### Stored data
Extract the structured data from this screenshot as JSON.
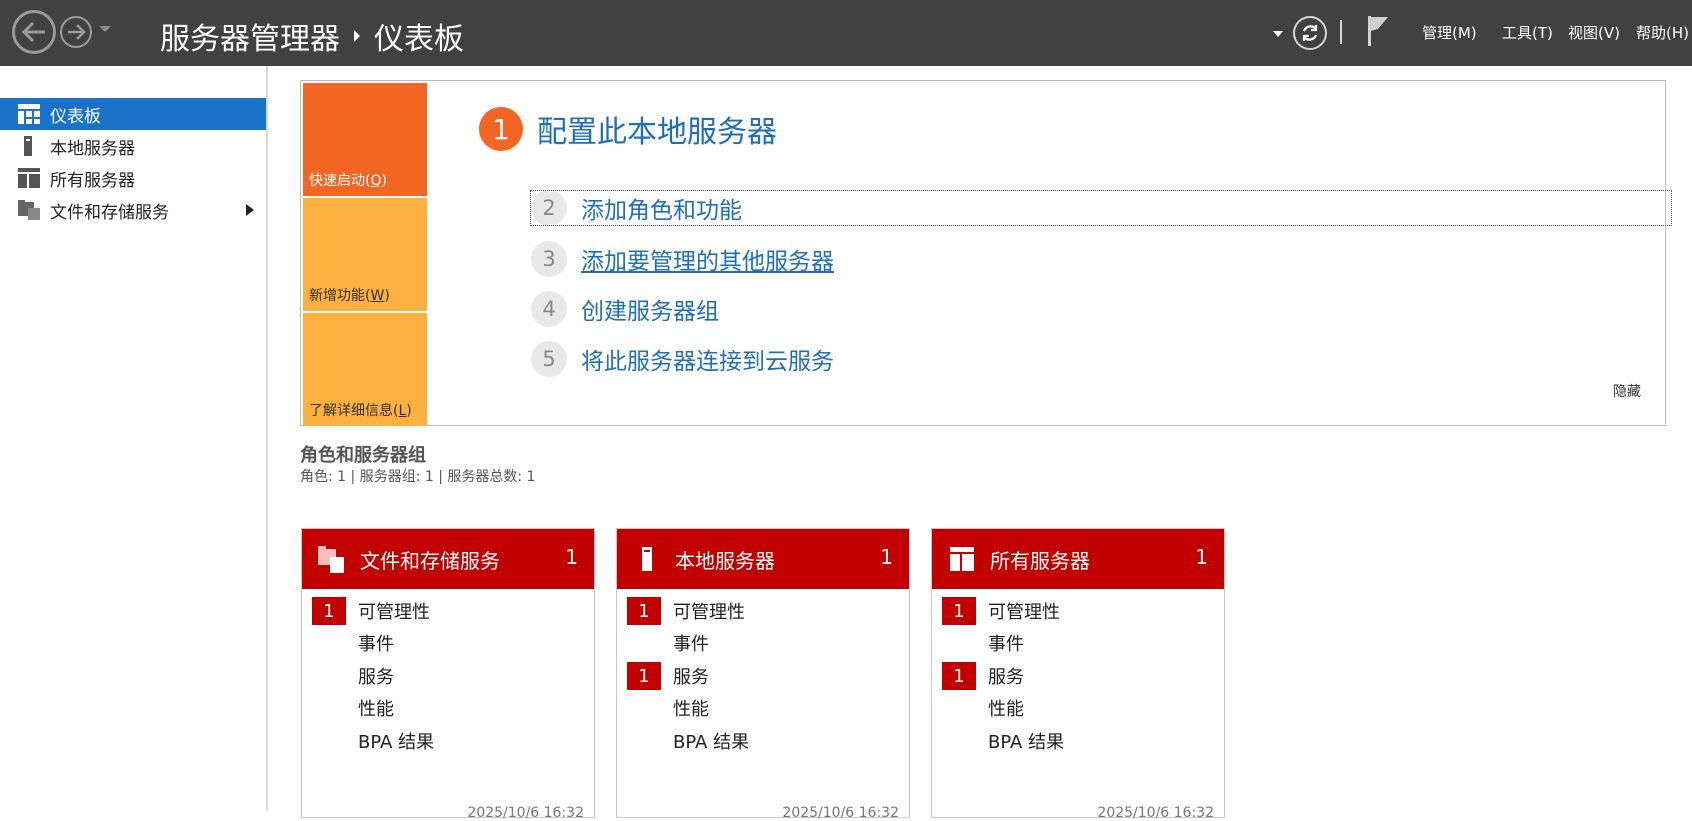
{
  "header": {
    "app_title": "服务器管理器",
    "page_title": "仪表板",
    "menus": [
      "管理(M)",
      "工具(T)",
      "视图(V)",
      "帮助(H)"
    ]
  },
  "sidebar": {
    "items": [
      {
        "label": "仪表板",
        "icon": "dashboard-icon",
        "active": true
      },
      {
        "label": "本地服务器",
        "icon": "server-icon"
      },
      {
        "label": "所有服务器",
        "icon": "servers-icon"
      },
      {
        "label": "文件和存储服务",
        "icon": "file-storage-icon",
        "expandable": true
      }
    ]
  },
  "welcome": {
    "quick_launch": [
      {
        "label": "快速启动(",
        "key": "Q",
        "suffix": ")"
      },
      {
        "label": "新增功能(",
        "key": "W",
        "suffix": ")"
      },
      {
        "label": "了解详细信息(",
        "key": "L",
        "suffix": ")"
      }
    ],
    "step1": {
      "num": "1",
      "label": "配置此本地服务器"
    },
    "steps": [
      {
        "num": "2",
        "label": "添加角色和功能"
      },
      {
        "num": "3",
        "label": "添加要管理的其他服务器"
      },
      {
        "num": "4",
        "label": "创建服务器组"
      },
      {
        "num": "5",
        "label": "将此服务器连接到云服务"
      }
    ],
    "hide": "隐藏"
  },
  "roles_section": {
    "title": "角色和服务器组",
    "summary": "角色: 1 | 服务器组: 1 | 服务器总数: 1"
  },
  "tiles": [
    {
      "name": "文件和存储服务",
      "count": "1",
      "icon": "file-storage-icon",
      "rows": [
        {
          "label": "可管理性",
          "badge": "1"
        },
        {
          "label": "事件",
          "badge": ""
        },
        {
          "label": "服务",
          "badge": ""
        },
        {
          "label": "性能",
          "badge": ""
        },
        {
          "label": "BPA 结果",
          "badge": ""
        }
      ],
      "timestamp": "2025/10/6 16:32"
    },
    {
      "name": "本地服务器",
      "count": "1",
      "icon": "server-icon",
      "rows": [
        {
          "label": "可管理性",
          "badge": "1"
        },
        {
          "label": "事件",
          "badge": ""
        },
        {
          "label": "服务",
          "badge": "1"
        },
        {
          "label": "性能",
          "badge": ""
        },
        {
          "label": "BPA 结果",
          "badge": ""
        }
      ],
      "timestamp": "2025/10/6 16:32"
    },
    {
      "name": "所有服务器",
      "count": "1",
      "icon": "servers-icon",
      "rows": [
        {
          "label": "可管理性",
          "badge": "1"
        },
        {
          "label": "事件",
          "badge": ""
        },
        {
          "label": "服务",
          "badge": "1"
        },
        {
          "label": "性能",
          "badge": ""
        },
        {
          "label": "BPA 结果",
          "badge": ""
        }
      ],
      "timestamp": "2025/10/6 16:32"
    }
  ],
  "colors": {
    "topbar": "#414141",
    "sidebar_active": "#1a73c8",
    "tile_red": "#c20000",
    "quick_orange": "#f26522",
    "quick_amber": "#fbb040",
    "link_blue": "#1f6fb6"
  }
}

### What is being asked
Output the material word for word, omitting its pictures.

### Written solution
Extract the structured data from this screenshot as JSON.
{
  "header": {
    "app_title": "服务器管理器",
    "page_title": "仪表板",
    "menus": [
      "管理(M)",
      "工具(T)",
      "视图(V)",
      "帮助(H)"
    ]
  },
  "sidebar": {
    "items": [
      {
        "label": "仪表板",
        "icon": "dashboard-icon",
        "active": true
      },
      {
        "label": "本地服务器",
        "icon": "server-icon"
      },
      {
        "label": "所有服务器",
        "icon": "servers-icon"
      },
      {
        "label": "文件和存储服务",
        "icon": "file-storage-icon",
        "expandable": true
      }
    ]
  },
  "welcome": {
    "quick_launch": [
      {
        "label": "快速启动(",
        "key": "Q",
        "suffix": ")"
      },
      {
        "label": "新增功能(",
        "key": "W",
        "suffix": ")"
      },
      {
        "label": "了解详细信息(",
        "key": "L",
        "suffix": ")"
      }
    ],
    "step1": {
      "num": "1",
      "label": "配置此本地服务器"
    },
    "steps": [
      {
        "num": "2",
        "label": "添加角色和功能"
      },
      {
        "num": "3",
        "label": "添加要管理的其他服务器"
      },
      {
        "num": "4",
        "label": "创建服务器组"
      },
      {
        "num": "5",
        "label": "将此服务器连接到云服务"
      }
    ],
    "hide": "隐藏"
  },
  "roles_section": {
    "title": "角色和服务器组",
    "summary": "角色: 1 | 服务器组: 1 | 服务器总数: 1"
  },
  "tiles": [
    {
      "name": "文件和存储服务",
      "count": "1",
      "icon": "file-storage-icon",
      "rows": [
        {
          "label": "可管理性",
          "badge": "1"
        },
        {
          "label": "事件",
          "badge": ""
        },
        {
          "label": "服务",
          "badge": ""
        },
        {
          "label": "性能",
          "badge": ""
        },
        {
          "label": "BPA 结果",
          "badge": ""
        }
      ],
      "timestamp": "2025/10/6 16:32"
    },
    {
      "name": "本地服务器",
      "count": "1",
      "icon": "server-icon",
      "rows": [
        {
          "label": "可管理性",
          "badge": "1"
        },
        {
          "label": "事件",
          "badge": ""
        },
        {
          "label": "服务",
          "badge": "1"
        },
        {
          "label": "性能",
          "badge": ""
        },
        {
          "label": "BPA 结果",
          "badge": ""
        }
      ],
      "timestamp": "2025/10/6 16:32"
    },
    {
      "name": "所有服务器",
      "count": "1",
      "icon": "servers-icon",
      "rows": [
        {
          "label": "可管理性",
          "badge": "1"
        },
        {
          "label": "事件",
          "badge": ""
        },
        {
          "label": "服务",
          "badge": "1"
        },
        {
          "label": "性能",
          "badge": ""
        },
        {
          "label": "BPA 结果",
          "badge": ""
        }
      ],
      "timestamp": "2025/10/6 16:32"
    }
  ],
  "colors": {
    "topbar": "#414141",
    "sidebar_active": "#1a73c8",
    "tile_red": "#c20000",
    "quick_orange": "#f26522",
    "quick_amber": "#fbb040",
    "link_blue": "#1f6fb6"
  }
}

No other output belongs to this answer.